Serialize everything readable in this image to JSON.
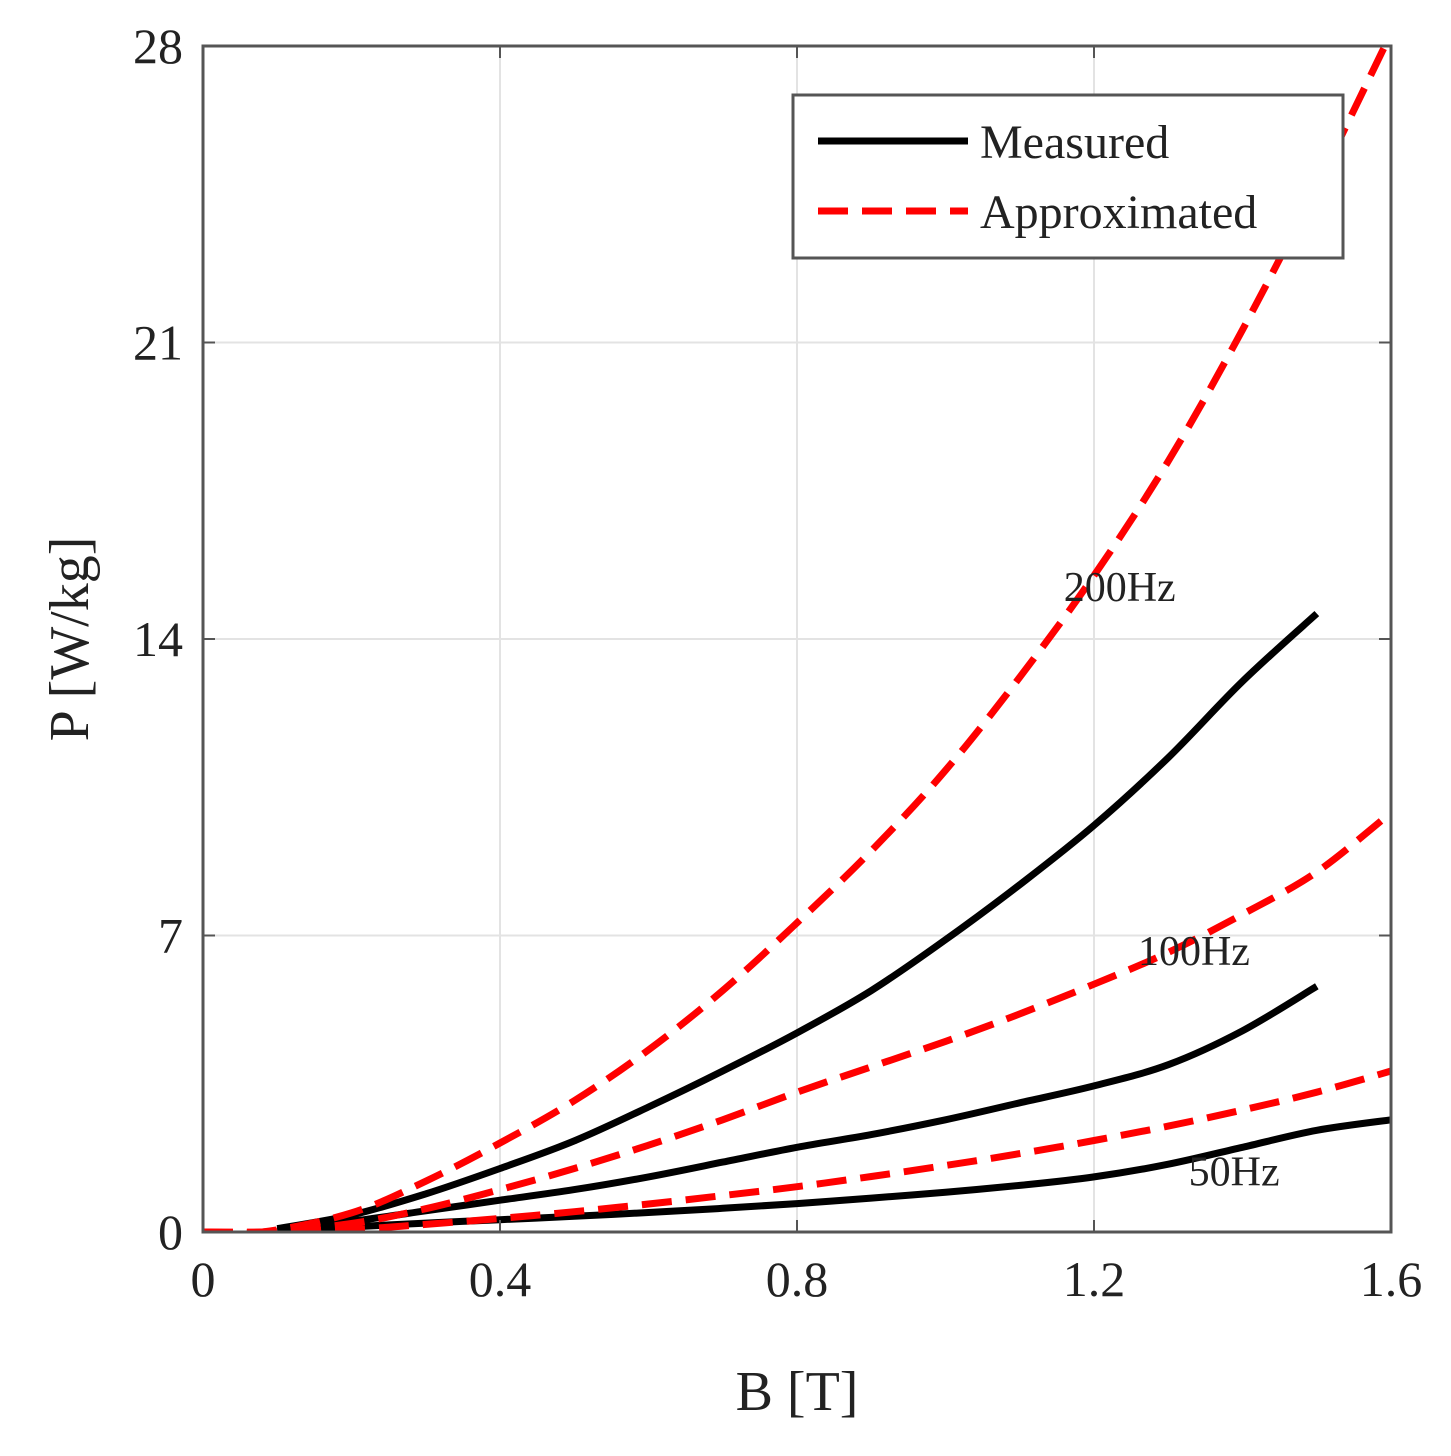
{
  "chart_data": {
    "type": "line",
    "title": "",
    "xlabel": "B [T]",
    "ylabel": "P [W/kg]",
    "xlim": [
      0,
      1.6
    ],
    "ylim": [
      0,
      28
    ],
    "xticks": [
      0,
      0.4,
      0.8,
      1.2,
      1.6
    ],
    "xtick_labels": [
      "0",
      "0.4",
      "0.8",
      "1.2",
      "1.6"
    ],
    "yticks": [
      0,
      7,
      14,
      21,
      28
    ],
    "ytick_labels": [
      "0",
      "7",
      "14",
      "21",
      "28"
    ],
    "grid": true,
    "legend": {
      "position": "top-right",
      "entries": [
        {
          "label": "Measured",
          "color": "#000000",
          "style": "solid"
        },
        {
          "label": "Approximated",
          "color": "#ff0000",
          "style": "dashed"
        }
      ]
    },
    "annotations": [
      {
        "text": "200Hz",
        "x": 1.31,
        "y": 14.9
      },
      {
        "text": "100Hz",
        "x": 1.41,
        "y": 6.3
      },
      {
        "text": "50Hz",
        "x": 1.45,
        "y": 1.1
      }
    ],
    "series": [
      {
        "name": "Measured 50Hz",
        "kind": "measured",
        "color": "#000000",
        "dash": false,
        "x": [
          0.1,
          0.2,
          0.3,
          0.4,
          0.5,
          0.6,
          0.7,
          0.8,
          0.9,
          1.0,
          1.1,
          1.2,
          1.3,
          1.4,
          1.5,
          1.6
        ],
        "y": [
          0.03,
          0.12,
          0.21,
          0.29,
          0.37,
          0.46,
          0.56,
          0.67,
          0.8,
          0.94,
          1.1,
          1.3,
          1.6,
          2.0,
          2.4,
          2.65
        ]
      },
      {
        "name": "Measured 100Hz",
        "kind": "measured",
        "color": "#000000",
        "dash": false,
        "x": [
          0.1,
          0.2,
          0.3,
          0.4,
          0.5,
          0.6,
          0.7,
          0.8,
          0.9,
          1.0,
          1.1,
          1.2,
          1.3,
          1.4,
          1.5
        ],
        "y": [
          0.05,
          0.25,
          0.5,
          0.75,
          1.0,
          1.3,
          1.65,
          2.0,
          2.3,
          2.65,
          3.05,
          3.45,
          3.95,
          4.75,
          5.8
        ]
      },
      {
        "name": "Measured 200Hz",
        "kind": "measured",
        "color": "#000000",
        "dash": false,
        "x": [
          0.1,
          0.2,
          0.3,
          0.4,
          0.5,
          0.6,
          0.7,
          0.8,
          0.9,
          1.0,
          1.1,
          1.2,
          1.3,
          1.4,
          1.5
        ],
        "y": [
          0.08,
          0.4,
          0.9,
          1.5,
          2.15,
          2.95,
          3.8,
          4.7,
          5.7,
          6.9,
          8.2,
          9.6,
          11.2,
          13.0,
          14.6
        ]
      },
      {
        "name": "Approximated 50Hz",
        "kind": "approximated",
        "color": "#ff0000",
        "dash": true,
        "x": [
          0,
          0.08,
          0.2,
          0.3,
          0.4,
          0.5,
          0.6,
          0.7,
          0.8,
          0.9,
          1.0,
          1.1,
          1.2,
          1.3,
          1.4,
          1.5,
          1.6
        ],
        "y": [
          0,
          0,
          0.06,
          0.18,
          0.32,
          0.48,
          0.66,
          0.86,
          1.07,
          1.31,
          1.57,
          1.85,
          2.16,
          2.5,
          2.88,
          3.3,
          3.8
        ]
      },
      {
        "name": "Approximated 100Hz",
        "kind": "approximated",
        "color": "#ff0000",
        "dash": true,
        "x": [
          0,
          0.08,
          0.2,
          0.3,
          0.4,
          0.5,
          0.6,
          0.7,
          0.8,
          0.9,
          1.0,
          1.1,
          1.2,
          1.3,
          1.4,
          1.5,
          1.6
        ],
        "y": [
          0,
          0,
          0.2,
          0.55,
          1.0,
          1.5,
          2.05,
          2.65,
          3.3,
          3.9,
          4.5,
          5.15,
          5.85,
          6.6,
          7.5,
          8.5,
          9.9
        ]
      },
      {
        "name": "Approximated 200Hz",
        "kind": "approximated",
        "color": "#ff0000",
        "dash": true,
        "x": [
          0,
          0.08,
          0.2,
          0.3,
          0.4,
          0.5,
          0.6,
          0.7,
          0.8,
          0.9,
          1.0,
          1.1,
          1.2,
          1.3,
          1.4,
          1.5,
          1.6
        ],
        "y": [
          0,
          0,
          0.45,
          1.2,
          2.1,
          3.1,
          4.3,
          5.7,
          7.3,
          9.0,
          10.9,
          13.1,
          15.5,
          18.2,
          21.3,
          24.7,
          28.3
        ]
      }
    ]
  }
}
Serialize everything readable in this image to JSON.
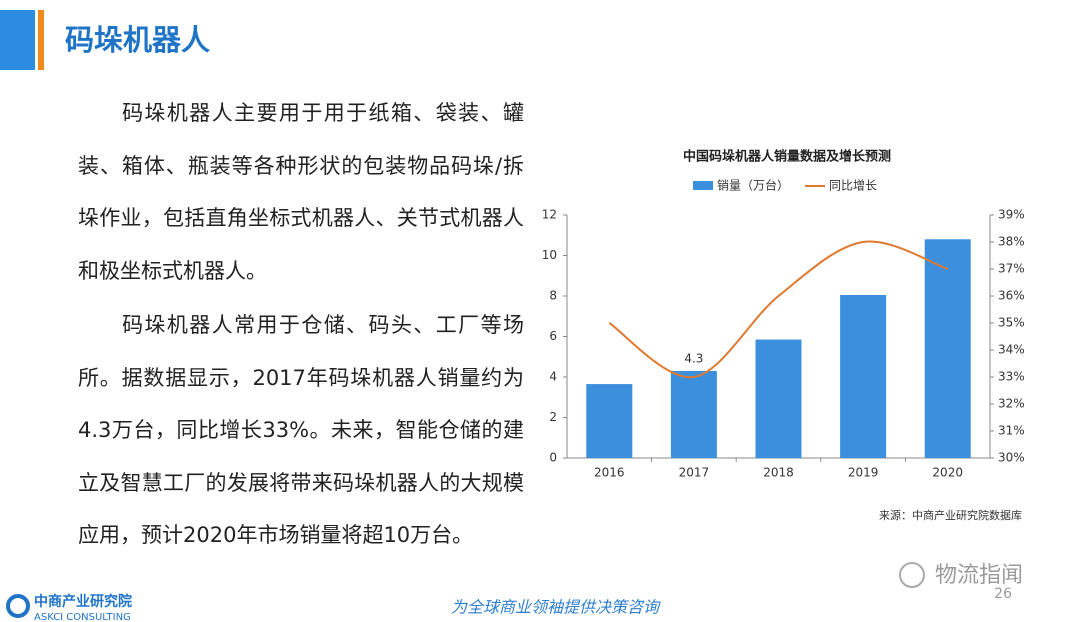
{
  "header": {
    "title": "码垛机器人"
  },
  "paragraphs": [
    "码垛机器人主要用于用于纸箱、袋装、罐装、箱体、瓶装等各种形状的包装物品码垛/拆垛作业，包括直角坐标式机器人、关节式机器人和极坐标式机器人。",
    "码垛机器人常用于仓储、码头、工厂等场所。据数据显示，2017年码垛机器人销量约为4.3万台，同比增长33%。未来，智能仓储的建立及智慧工厂的发展将带来码垛机器人的大规模应用，预计2020年市场销量将超10万台。"
  ],
  "chart_data": {
    "type": "bar-line",
    "title": "中国码垛机器人销量数据及增长预测",
    "categories": [
      "2016",
      "2017",
      "2018",
      "2019",
      "2020"
    ],
    "series": [
      {
        "name": "销量（万台）",
        "color": "#3c8fdc",
        "type": "bar",
        "values": [
          3.65,
          4.3,
          5.85,
          8.05,
          10.8
        ],
        "value_labels": [
          null,
          "4.3",
          null,
          null,
          null
        ]
      },
      {
        "name": "同比增长",
        "color": "#e0782e",
        "type": "line",
        "axis": "y2",
        "values": [
          35,
          33,
          36,
          38,
          37
        ]
      }
    ],
    "ylim": [
      0,
      12
    ],
    "yticks": [
      0,
      2,
      4,
      6,
      8,
      10,
      12
    ],
    "y2lim": [
      30,
      39
    ],
    "y2ticks": [
      {
        "value": 30,
        "label": "30%"
      },
      {
        "value": 31,
        "label": "31%"
      },
      {
        "value": 32,
        "label": "32%"
      },
      {
        "value": 33,
        "label": "33%"
      },
      {
        "value": 34,
        "label": "34%"
      },
      {
        "value": 35,
        "label": "35%"
      },
      {
        "value": 36,
        "label": "36%"
      },
      {
        "value": 37,
        "label": "37%"
      },
      {
        "value": 38,
        "label": "38%"
      },
      {
        "value": 39,
        "label": "39%"
      }
    ],
    "grid": false,
    "legend": "top",
    "source": "来源：中商产业研究院数据库"
  },
  "footer": {
    "logo_name": "中商产业研究院",
    "logo_sub": "ASKCI CONSULTING",
    "slogan": "为全球商业领袖提供决策咨询",
    "page_number": "26",
    "watermark": "物流指闻"
  }
}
****************************************
Written request:
Go through the listing above and write it all out exactly, leaving out any picture.

Finished answer:
Serialize everything readable in this image to JSON.
{
  "chart_data": {
    "type": "line",
    "title": "",
    "xlabel": "B [T]",
    "ylabel": "P [W/kg]",
    "xlim": [
      0,
      1.6
    ],
    "ylim": [
      0,
      28
    ],
    "xticks": [
      0,
      0.4,
      0.8,
      1.2,
      1.6
    ],
    "xtick_labels": [
      "0",
      "0.4",
      "0.8",
      "1.2",
      "1.6"
    ],
    "yticks": [
      0,
      7,
      14,
      21,
      28
    ],
    "ytick_labels": [
      "0",
      "7",
      "14",
      "21",
      "28"
    ],
    "grid": true,
    "legend": {
      "position": "top-right",
      "entries": [
        {
          "label": "Measured",
          "color": "#000000",
          "style": "solid"
        },
        {
          "label": "Approximated",
          "color": "#ff0000",
          "style": "dashed"
        }
      ]
    },
    "annotations": [
      {
        "text": "200Hz",
        "x": 1.31,
        "y": 14.9
      },
      {
        "text": "100Hz",
        "x": 1.41,
        "y": 6.3
      },
      {
        "text": "50Hz",
        "x": 1.45,
        "y": 1.1
      }
    ],
    "series": [
      {
        "name": "Measured 50Hz",
        "kind": "measured",
        "color": "#000000",
        "dash": false,
        "x": [
          0.1,
          0.2,
          0.3,
          0.4,
          0.5,
          0.6,
          0.7,
          0.8,
          0.9,
          1.0,
          1.1,
          1.2,
          1.3,
          1.4,
          1.5,
          1.6
        ],
        "y": [
          0.03,
          0.12,
          0.21,
          0.29,
          0.37,
          0.46,
          0.56,
          0.67,
          0.8,
          0.94,
          1.1,
          1.3,
          1.6,
          2.0,
          2.4,
          2.65
        ]
      },
      {
        "name": "Measured 100Hz",
        "kind": "measured",
        "color": "#000000",
        "dash": false,
        "x": [
          0.1,
          0.2,
          0.3,
          0.4,
          0.5,
          0.6,
          0.7,
          0.8,
          0.9,
          1.0,
          1.1,
          1.2,
          1.3,
          1.4,
          1.5
        ],
        "y": [
          0.05,
          0.25,
          0.5,
          0.75,
          1.0,
          1.3,
          1.65,
          2.0,
          2.3,
          2.65,
          3.05,
          3.45,
          3.95,
          4.75,
          5.8
        ]
      },
      {
        "name": "Measured 200Hz",
        "kind": "measured",
        "color": "#000000",
        "dash": false,
        "x": [
          0.1,
          0.2,
          0.3,
          0.4,
          0.5,
          0.6,
          0.7,
          0.8,
          0.9,
          1.0,
          1.1,
          1.2,
          1.3,
          1.4,
          1.5
        ],
        "y": [
          0.08,
          0.4,
          0.9,
          1.5,
          2.15,
          2.95,
          3.8,
          4.7,
          5.7,
          6.9,
          8.2,
          9.6,
          11.2,
          13.0,
          14.6
        ]
      },
      {
        "name": "Approximated 50Hz",
        "kind": "approximated",
        "color": "#ff0000",
        "dash": true,
        "x": [
          0,
          0.08,
          0.2,
          0.3,
          0.4,
          0.5,
          0.6,
          0.7,
          0.8,
          0.9,
          1.0,
          1.1,
          1.2,
          1.3,
          1.4,
          1.5,
          1.6
        ],
        "y": [
          0,
          0,
          0.06,
          0.18,
          0.32,
          0.48,
          0.66,
          0.86,
          1.07,
          1.31,
          1.57,
          1.85,
          2.16,
          2.5,
          2.88,
          3.3,
          3.8
        ]
      },
      {
        "name": "Approximated 100Hz",
        "kind": "approximated",
        "color": "#ff0000",
        "dash": true,
        "x": [
          0,
          0.08,
          0.2,
          0.3,
          0.4,
          0.5,
          0.6,
          0.7,
          0.8,
          0.9,
          1.0,
          1.1,
          1.2,
          1.3,
          1.4,
          1.5,
          1.6
        ],
        "y": [
          0,
          0,
          0.2,
          0.55,
          1.0,
          1.5,
          2.05,
          2.65,
          3.3,
          3.9,
          4.5,
          5.15,
          5.85,
          6.6,
          7.5,
          8.5,
          9.9
        ]
      },
      {
        "name": "Approximated 200Hz",
        "kind": "approximated",
        "color": "#ff0000",
        "dash": true,
        "x": [
          0,
          0.08,
          0.2,
          0.3,
          0.4,
          0.5,
          0.6,
          0.7,
          0.8,
          0.9,
          1.0,
          1.1,
          1.2,
          1.3,
          1.4,
          1.5,
          1.6
        ],
        "y": [
          0,
          0,
          0.45,
          1.2,
          2.1,
          3.1,
          4.3,
          5.7,
          7.3,
          9.0,
          10.9,
          13.1,
          15.5,
          18.2,
          21.3,
          24.7,
          28.3
        ]
      }
    ]
  }
}
Serialize everything readable in this image to JSON.
{
  "header": {
    "title": "码垛机器人"
  },
  "paragraphs": [
    "码垛机器人主要用于用于纸箱、袋装、罐装、箱体、瓶装等各种形状的包装物品码垛/拆垛作业，包括直角坐标式机器人、关节式机器人和极坐标式机器人。",
    "码垛机器人常用于仓储、码头、工厂等场所。据数据显示，2017年码垛机器人销量约为4.3万台，同比增长33%。未来，智能仓储的建立及智慧工厂的发展将带来码垛机器人的大规模应用，预计2020年市场销量将超10万台。"
  ],
  "chart_data": {
    "type": "bar-line",
    "title": "中国码垛机器人销量数据及增长预测",
    "categories": [
      "2016",
      "2017",
      "2018",
      "2019",
      "2020"
    ],
    "series": [
      {
        "name": "销量（万台）",
        "color": "#3c8fdc",
        "type": "bar",
        "values": [
          3.65,
          4.3,
          5.85,
          8.05,
          10.8
        ],
        "value_labels": [
          null,
          "4.3",
          null,
          null,
          null
        ]
      },
      {
        "name": "同比增长",
        "color": "#e0782e",
        "type": "line",
        "axis": "y2",
        "values": [
          35,
          33,
          36,
          38,
          37
        ]
      }
    ],
    "ylim": [
      0,
      12
    ],
    "yticks": [
      0,
      2,
      4,
      6,
      8,
      10,
      12
    ],
    "y2lim": [
      30,
      39
    ],
    "y2ticks": [
      {
        "value": 30,
        "label": "30%"
      },
      {
        "value": 31,
        "label": "31%"
      },
      {
        "value": 32,
        "label": "32%"
      },
      {
        "value": 33,
        "label": "33%"
      },
      {
        "value": 34,
        "label": "34%"
      },
      {
        "value": 35,
        "label": "35%"
      },
      {
        "value": 36,
        "label": "36%"
      },
      {
        "value": 37,
        "label": "37%"
      },
      {
        "value": 38,
        "label": "38%"
      },
      {
        "value": 39,
        "label": "39%"
      }
    ],
    "grid": false,
    "legend": "top",
    "source": "来源：中商产业研究院数据库"
  },
  "footer": {
    "logo_name": "中商产业研究院",
    "logo_sub": "ASKCI CONSULTING",
    "slogan": "为全球商业领袖提供决策咨询",
    "page_number": "26",
    "watermark": "物流指闻"
  }
}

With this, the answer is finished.